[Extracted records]
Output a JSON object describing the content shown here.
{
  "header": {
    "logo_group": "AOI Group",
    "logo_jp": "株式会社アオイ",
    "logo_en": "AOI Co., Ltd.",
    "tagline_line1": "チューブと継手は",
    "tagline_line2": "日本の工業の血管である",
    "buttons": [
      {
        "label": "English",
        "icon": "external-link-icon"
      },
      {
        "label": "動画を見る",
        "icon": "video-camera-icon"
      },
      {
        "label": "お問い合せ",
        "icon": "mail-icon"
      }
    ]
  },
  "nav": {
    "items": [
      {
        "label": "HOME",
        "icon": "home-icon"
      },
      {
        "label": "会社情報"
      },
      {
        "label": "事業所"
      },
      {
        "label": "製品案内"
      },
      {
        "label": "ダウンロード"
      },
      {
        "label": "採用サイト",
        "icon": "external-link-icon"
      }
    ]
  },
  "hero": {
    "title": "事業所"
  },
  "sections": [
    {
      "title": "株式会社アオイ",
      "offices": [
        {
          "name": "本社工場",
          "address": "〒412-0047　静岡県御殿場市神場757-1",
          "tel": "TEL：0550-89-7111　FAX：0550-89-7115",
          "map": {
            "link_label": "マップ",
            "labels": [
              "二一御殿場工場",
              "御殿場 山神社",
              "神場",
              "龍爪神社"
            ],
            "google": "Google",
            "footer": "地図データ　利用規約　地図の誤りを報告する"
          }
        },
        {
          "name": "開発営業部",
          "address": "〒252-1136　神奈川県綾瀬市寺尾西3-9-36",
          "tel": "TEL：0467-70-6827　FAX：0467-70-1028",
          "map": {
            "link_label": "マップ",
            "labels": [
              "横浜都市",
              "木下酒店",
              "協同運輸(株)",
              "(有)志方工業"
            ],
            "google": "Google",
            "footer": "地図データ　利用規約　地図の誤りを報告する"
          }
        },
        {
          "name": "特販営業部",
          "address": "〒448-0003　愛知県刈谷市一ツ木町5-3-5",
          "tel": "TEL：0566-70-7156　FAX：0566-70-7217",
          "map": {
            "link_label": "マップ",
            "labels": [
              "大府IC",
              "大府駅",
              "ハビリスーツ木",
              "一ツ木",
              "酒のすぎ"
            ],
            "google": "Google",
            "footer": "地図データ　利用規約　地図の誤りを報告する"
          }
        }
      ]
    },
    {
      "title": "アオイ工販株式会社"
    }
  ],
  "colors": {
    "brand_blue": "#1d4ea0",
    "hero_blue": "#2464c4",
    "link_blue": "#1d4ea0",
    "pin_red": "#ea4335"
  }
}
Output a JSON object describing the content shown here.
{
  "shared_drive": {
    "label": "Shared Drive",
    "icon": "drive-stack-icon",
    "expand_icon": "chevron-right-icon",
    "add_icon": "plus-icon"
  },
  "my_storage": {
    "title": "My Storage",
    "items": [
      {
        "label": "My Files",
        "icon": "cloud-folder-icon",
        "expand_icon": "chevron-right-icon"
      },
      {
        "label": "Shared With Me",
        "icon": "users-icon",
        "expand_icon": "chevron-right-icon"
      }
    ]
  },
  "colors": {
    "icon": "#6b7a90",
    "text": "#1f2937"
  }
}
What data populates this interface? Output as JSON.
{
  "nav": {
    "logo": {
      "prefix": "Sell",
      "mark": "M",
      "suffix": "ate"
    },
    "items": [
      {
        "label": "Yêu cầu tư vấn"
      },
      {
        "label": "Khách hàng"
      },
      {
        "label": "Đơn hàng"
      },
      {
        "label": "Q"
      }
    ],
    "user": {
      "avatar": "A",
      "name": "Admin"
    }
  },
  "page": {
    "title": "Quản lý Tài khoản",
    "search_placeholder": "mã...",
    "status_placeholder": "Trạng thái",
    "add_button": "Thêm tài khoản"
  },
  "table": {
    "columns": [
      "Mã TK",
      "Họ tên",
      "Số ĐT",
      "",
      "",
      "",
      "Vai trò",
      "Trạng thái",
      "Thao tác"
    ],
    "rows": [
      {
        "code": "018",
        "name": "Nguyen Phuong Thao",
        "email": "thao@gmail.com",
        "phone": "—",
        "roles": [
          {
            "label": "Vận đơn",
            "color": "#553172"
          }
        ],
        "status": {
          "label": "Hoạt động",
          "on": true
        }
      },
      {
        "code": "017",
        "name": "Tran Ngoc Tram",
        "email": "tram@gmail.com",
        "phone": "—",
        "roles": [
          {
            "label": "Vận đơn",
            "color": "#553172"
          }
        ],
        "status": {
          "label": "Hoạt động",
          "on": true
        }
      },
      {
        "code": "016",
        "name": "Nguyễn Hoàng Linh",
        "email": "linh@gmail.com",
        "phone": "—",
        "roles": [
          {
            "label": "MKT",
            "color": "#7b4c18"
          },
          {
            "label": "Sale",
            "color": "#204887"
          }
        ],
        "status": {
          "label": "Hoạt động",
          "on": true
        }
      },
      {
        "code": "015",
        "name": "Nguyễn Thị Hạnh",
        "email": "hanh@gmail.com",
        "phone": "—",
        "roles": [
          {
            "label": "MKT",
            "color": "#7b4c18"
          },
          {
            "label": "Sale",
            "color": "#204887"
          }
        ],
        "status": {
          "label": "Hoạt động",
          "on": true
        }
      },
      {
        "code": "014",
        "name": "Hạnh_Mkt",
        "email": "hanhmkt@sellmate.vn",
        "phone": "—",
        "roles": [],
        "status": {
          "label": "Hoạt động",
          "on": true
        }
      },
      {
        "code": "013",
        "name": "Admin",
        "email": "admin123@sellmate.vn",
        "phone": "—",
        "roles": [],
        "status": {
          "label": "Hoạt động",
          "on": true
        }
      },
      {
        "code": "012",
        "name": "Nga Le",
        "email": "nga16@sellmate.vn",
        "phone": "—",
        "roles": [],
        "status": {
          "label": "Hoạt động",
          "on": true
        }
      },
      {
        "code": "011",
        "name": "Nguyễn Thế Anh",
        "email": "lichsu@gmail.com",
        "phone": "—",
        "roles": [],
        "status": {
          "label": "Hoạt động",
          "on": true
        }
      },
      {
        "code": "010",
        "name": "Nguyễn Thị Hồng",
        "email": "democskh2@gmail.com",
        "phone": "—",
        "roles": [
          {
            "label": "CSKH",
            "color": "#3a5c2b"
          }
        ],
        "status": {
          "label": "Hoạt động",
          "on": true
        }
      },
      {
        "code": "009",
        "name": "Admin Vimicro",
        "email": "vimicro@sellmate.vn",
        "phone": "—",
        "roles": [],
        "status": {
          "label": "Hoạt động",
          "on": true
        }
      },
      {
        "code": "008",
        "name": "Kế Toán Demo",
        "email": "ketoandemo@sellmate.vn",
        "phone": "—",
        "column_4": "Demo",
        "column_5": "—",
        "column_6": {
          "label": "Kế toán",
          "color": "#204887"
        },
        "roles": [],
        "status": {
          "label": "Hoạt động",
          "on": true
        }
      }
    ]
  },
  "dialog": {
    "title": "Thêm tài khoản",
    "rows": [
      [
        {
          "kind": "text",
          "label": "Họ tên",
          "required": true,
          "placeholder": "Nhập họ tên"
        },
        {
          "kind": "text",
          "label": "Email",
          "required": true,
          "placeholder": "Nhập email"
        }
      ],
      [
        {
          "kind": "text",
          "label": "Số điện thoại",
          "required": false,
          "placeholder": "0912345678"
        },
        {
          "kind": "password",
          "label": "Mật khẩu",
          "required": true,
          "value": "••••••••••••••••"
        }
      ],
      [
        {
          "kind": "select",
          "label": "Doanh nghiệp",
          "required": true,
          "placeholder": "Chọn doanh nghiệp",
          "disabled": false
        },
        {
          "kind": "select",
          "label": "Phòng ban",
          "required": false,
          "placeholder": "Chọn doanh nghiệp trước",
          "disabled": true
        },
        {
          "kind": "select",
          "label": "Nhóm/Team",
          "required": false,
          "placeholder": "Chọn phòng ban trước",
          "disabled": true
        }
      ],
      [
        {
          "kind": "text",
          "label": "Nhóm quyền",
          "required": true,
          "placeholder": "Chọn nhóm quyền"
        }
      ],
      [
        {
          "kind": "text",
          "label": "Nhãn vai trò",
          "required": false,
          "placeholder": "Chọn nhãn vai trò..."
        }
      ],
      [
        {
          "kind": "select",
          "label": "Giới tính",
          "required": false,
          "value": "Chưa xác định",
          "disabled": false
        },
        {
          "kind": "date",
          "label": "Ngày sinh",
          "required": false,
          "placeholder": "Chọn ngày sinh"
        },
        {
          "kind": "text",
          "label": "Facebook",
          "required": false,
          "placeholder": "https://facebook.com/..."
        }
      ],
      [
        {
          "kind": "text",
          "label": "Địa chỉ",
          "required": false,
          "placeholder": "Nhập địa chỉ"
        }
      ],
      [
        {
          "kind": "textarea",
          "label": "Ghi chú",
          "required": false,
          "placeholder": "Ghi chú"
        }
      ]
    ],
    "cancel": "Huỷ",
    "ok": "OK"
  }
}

# [What you are asked to do]
Where a line of the records above holds the word "Chọn", copy that line.

# [Exercise output]
          "placeholder": "Chọn doanh nghiệp",
          "placeholder": "Chọn doanh nghiệp trước",
          "placeholder": "Chọn phòng ban trước",
          "placeholder": "Chọn nhóm quyền"
          "placeholder": "Chọn nhãn vai trò..."
          "placeholder": "Chọn ngày sinh"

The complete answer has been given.